Records excerpted from a collection:
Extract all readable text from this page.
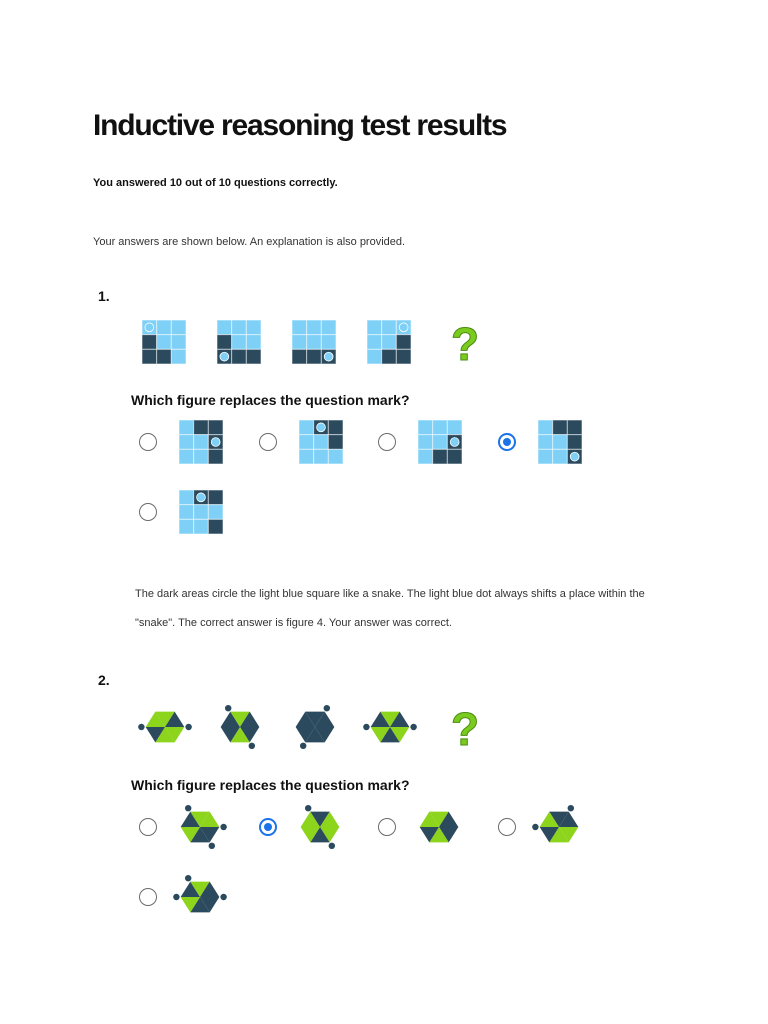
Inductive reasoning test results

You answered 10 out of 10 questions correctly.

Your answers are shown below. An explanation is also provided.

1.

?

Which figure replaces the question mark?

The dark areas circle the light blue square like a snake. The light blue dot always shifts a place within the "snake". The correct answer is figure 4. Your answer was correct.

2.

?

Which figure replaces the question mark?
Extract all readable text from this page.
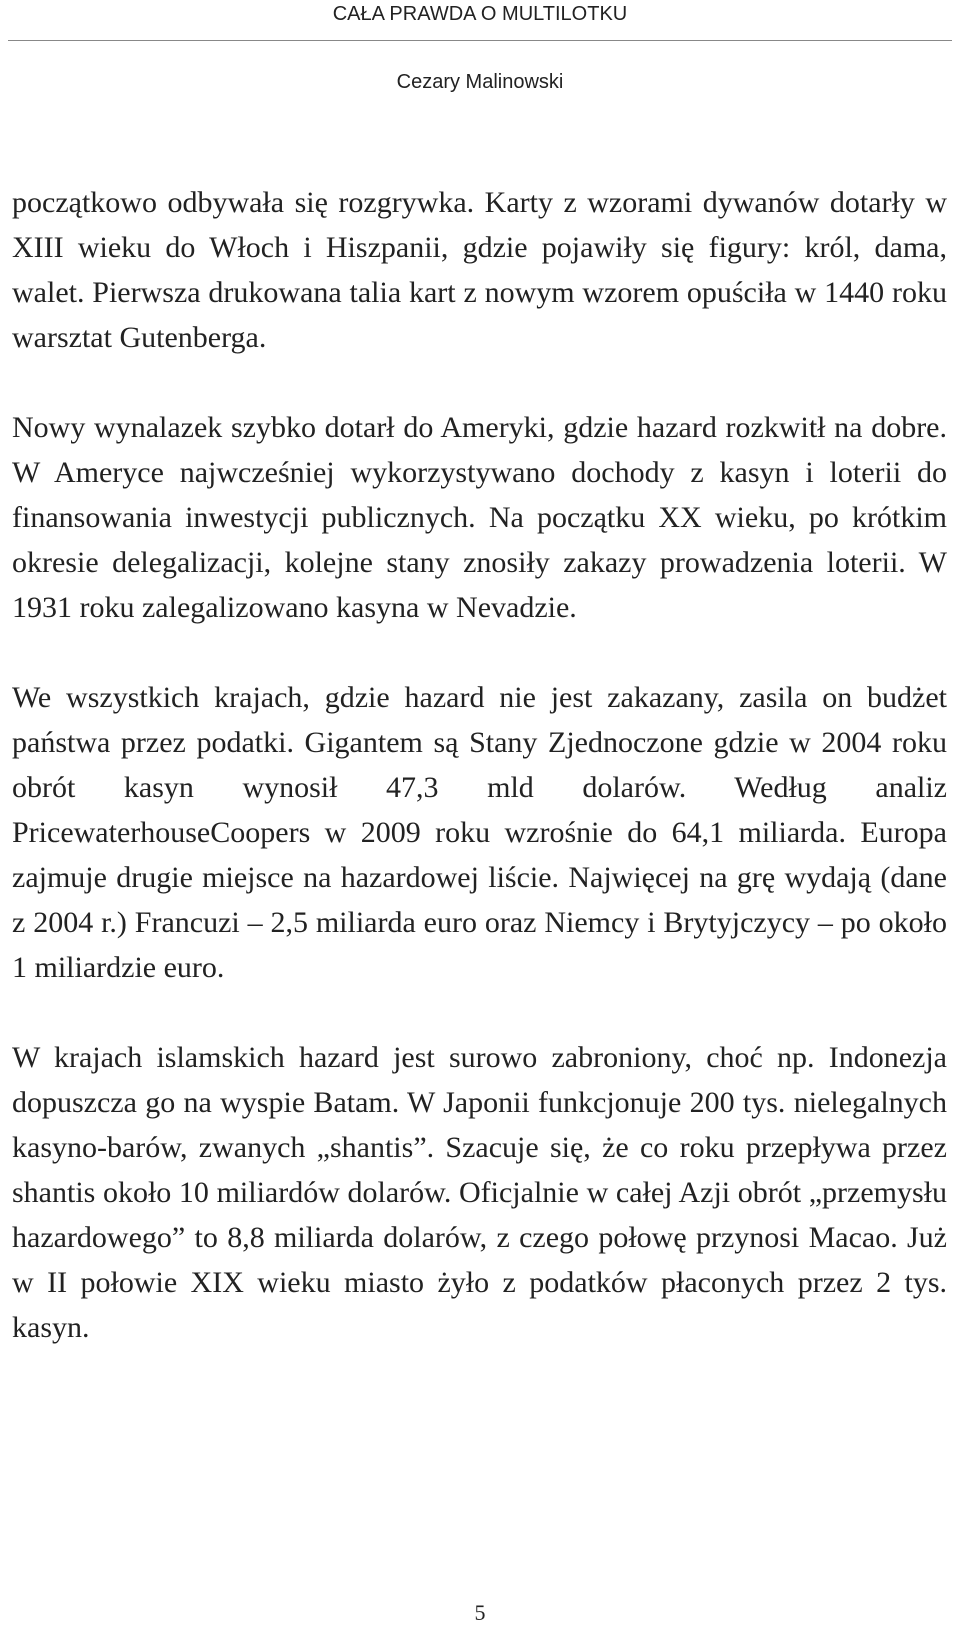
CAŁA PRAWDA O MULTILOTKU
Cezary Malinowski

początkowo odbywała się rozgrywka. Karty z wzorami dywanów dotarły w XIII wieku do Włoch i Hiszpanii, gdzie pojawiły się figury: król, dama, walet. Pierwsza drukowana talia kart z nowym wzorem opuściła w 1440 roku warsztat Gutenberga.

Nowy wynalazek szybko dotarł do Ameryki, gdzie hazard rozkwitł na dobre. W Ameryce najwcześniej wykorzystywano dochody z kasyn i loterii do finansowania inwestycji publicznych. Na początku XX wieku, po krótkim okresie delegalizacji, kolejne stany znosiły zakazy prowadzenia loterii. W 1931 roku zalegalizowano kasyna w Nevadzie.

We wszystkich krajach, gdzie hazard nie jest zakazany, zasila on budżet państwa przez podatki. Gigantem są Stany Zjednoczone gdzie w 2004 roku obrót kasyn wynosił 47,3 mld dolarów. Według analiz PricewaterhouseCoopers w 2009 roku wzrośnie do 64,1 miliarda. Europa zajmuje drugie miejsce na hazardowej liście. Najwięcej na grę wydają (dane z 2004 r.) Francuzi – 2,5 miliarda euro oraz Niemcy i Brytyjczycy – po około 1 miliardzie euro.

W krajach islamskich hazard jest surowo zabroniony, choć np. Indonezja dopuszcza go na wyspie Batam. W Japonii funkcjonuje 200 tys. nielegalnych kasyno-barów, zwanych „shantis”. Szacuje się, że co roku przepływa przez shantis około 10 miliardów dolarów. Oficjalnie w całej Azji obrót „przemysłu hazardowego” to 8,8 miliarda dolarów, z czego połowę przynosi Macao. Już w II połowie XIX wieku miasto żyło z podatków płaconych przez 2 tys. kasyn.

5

> **Given task**
Go through the listing above and locate each line that holds the word "Your". Copy those lines.

> **Response to the task**
Your answers are shown below. An explanation is also provided.
The dark areas circle the light blue square like a snake. The light blue dot always shifts a place within the "snake". The correct answer is figure 4. Your answer was correct.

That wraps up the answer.